▸ **Required task**: Quote the records that follow in full, leaving the pictures out.
++++++++
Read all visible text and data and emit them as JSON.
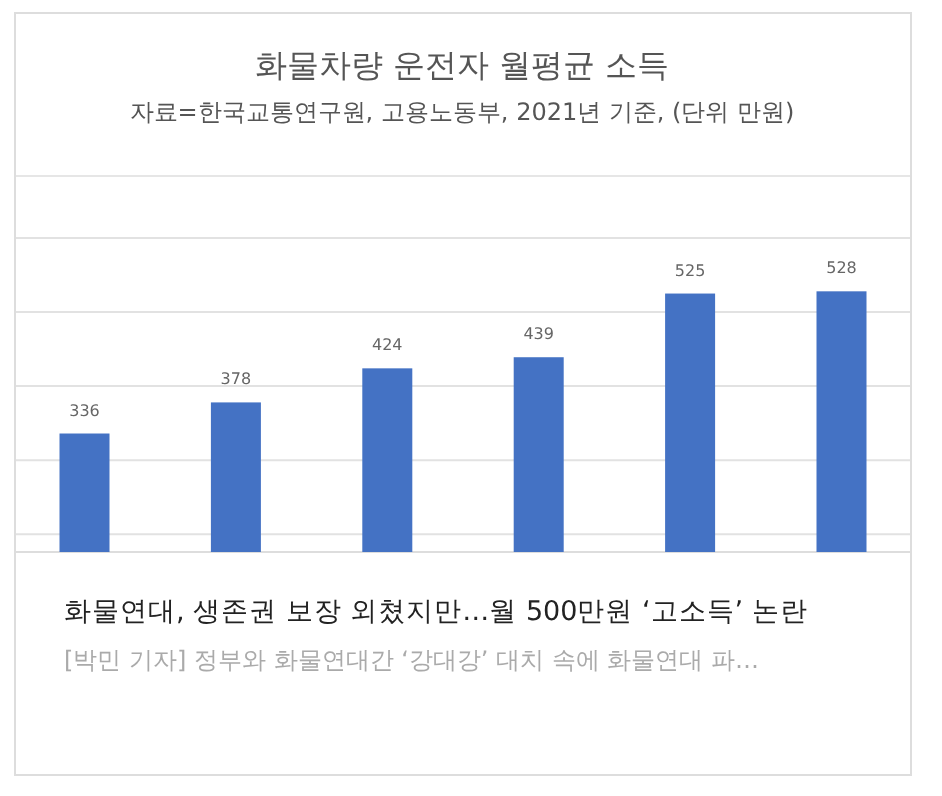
{
  "chart_data": {
    "type": "bar",
    "title": "화물차량 운전자 월평균 소득",
    "subtitle": "자료=한국교통연구원, 고용노동부, 2021년 기준, (단위 만원)",
    "categories": [
      null,
      null,
      null,
      null,
      null,
      null
    ],
    "values": [
      336,
      378,
      424,
      439,
      525,
      528
    ],
    "color": "#4472c4",
    "ylim": [
      176,
      600
    ],
    "yticks": [
      {
        "value": 200,
        "label": null
      },
      {
        "value": 300,
        "label": null
      },
      {
        "value": 400,
        "label": null
      },
      {
        "value": 500,
        "label": null
      },
      {
        "value": 600,
        "label": null
      }
    ],
    "grid": "y",
    "data_labels": true,
    "annotations": [
      "화물연대, 생존권 보장 외쳤지만…월 500만원 ‘고소득’ 논란",
      "[박민 기자] 정부와 화물연대간 ‘강대강’ 대치 속에 화물연대 파…"
    ]
  }
}
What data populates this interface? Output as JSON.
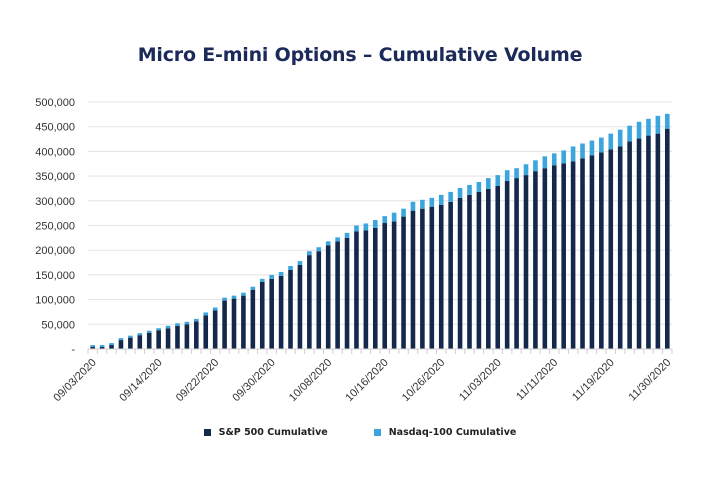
++++++++
▸ **The completed task**:
Read all visible text and data and emit them as JSON.
{
  "chart_data": {
    "type": "bar",
    "title": "화물차량 운전자 월평균 소득",
    "subtitle": "자료=한국교통연구원, 고용노동부, 2021년 기준, (단위 만원)",
    "categories": [
      null,
      null,
      null,
      null,
      null,
      null
    ],
    "values": [
      336,
      378,
      424,
      439,
      525,
      528
    ],
    "color": "#4472c4",
    "ylim": [
      176,
      600
    ],
    "yticks": [
      {
        "value": 200,
        "label": null
      },
      {
        "value": 300,
        "label": null
      },
      {
        "value": 400,
        "label": null
      },
      {
        "value": 500,
        "label": null
      },
      {
        "value": 600,
        "label": null
      }
    ],
    "grid": "y",
    "data_labels": true,
    "annotations": [
      "화물연대, 생존권 보장 외쳤지만…월 500만원 ‘고소득’ 논란",
      "[박민 기자] 정부와 화물연대간 ‘강대강’ 대치 속에 화물연대 파…"
    ]
  }
}
What data populates this interface? Output as JSON.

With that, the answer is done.